((

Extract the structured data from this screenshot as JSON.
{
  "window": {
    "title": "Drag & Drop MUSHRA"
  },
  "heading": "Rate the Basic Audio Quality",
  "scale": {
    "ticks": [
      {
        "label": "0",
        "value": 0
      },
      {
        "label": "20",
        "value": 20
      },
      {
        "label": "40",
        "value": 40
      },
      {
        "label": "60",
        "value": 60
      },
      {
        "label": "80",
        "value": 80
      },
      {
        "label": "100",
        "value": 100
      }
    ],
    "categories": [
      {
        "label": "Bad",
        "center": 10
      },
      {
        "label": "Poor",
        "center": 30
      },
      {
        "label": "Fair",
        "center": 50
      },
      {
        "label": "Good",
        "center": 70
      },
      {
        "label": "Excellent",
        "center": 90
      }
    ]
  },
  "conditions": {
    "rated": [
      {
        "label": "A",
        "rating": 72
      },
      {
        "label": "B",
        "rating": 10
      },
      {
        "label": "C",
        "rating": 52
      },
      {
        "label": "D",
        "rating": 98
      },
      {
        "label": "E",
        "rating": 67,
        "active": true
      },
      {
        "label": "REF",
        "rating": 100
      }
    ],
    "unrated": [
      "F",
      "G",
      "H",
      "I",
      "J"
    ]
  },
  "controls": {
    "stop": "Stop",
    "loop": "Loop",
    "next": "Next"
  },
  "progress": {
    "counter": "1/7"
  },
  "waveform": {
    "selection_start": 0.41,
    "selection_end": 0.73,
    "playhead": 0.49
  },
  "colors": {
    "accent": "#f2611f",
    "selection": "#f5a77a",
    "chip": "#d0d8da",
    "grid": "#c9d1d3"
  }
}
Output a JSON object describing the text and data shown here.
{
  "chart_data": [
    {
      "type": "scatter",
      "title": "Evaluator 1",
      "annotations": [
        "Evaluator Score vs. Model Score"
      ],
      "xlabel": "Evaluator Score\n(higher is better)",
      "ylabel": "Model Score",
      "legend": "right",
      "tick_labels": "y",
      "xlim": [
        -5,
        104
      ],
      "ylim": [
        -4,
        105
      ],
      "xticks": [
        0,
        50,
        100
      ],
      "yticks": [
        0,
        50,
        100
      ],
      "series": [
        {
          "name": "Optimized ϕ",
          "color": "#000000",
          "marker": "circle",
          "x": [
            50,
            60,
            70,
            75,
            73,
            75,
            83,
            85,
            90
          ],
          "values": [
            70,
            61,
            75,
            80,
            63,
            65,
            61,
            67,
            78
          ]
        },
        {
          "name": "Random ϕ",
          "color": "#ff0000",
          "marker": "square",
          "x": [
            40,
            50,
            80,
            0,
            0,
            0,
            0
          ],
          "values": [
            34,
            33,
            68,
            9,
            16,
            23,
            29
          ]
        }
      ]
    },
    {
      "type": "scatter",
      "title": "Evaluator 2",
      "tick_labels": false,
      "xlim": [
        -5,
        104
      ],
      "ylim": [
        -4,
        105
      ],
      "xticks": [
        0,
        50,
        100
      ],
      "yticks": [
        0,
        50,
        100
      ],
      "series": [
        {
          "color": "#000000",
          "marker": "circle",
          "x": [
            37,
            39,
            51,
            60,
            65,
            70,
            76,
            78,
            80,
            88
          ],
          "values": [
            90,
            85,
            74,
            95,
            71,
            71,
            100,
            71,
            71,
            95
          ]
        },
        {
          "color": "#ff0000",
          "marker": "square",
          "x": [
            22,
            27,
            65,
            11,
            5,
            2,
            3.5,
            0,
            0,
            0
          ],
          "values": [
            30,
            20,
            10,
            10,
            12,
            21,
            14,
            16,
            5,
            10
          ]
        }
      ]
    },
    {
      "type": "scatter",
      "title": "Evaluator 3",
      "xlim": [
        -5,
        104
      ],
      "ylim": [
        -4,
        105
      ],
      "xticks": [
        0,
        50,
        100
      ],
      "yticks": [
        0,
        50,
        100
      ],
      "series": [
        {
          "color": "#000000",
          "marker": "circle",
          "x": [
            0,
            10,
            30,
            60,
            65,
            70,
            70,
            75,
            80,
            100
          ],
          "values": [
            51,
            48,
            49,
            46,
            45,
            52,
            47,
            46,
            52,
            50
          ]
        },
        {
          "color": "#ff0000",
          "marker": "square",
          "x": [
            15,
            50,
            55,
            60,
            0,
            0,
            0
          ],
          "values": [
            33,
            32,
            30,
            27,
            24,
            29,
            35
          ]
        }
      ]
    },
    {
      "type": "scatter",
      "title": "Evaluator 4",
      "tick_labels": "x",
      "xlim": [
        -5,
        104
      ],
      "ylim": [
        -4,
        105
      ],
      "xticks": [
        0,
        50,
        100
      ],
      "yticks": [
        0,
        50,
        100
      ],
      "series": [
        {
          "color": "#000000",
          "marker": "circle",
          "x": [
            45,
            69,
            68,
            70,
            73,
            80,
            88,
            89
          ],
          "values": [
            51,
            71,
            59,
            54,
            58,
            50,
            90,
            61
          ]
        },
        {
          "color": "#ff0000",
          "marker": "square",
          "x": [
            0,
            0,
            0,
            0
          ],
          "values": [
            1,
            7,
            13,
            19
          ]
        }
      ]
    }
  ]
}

))

◆ **SET EXERCISE**: Collect, from the material above, every line containing the word "Model".

◆ **SOLUTION FOR THIS EXERCISE**:
        "Evaluator Score vs. Model Score"
      "ylabel": "Model Score",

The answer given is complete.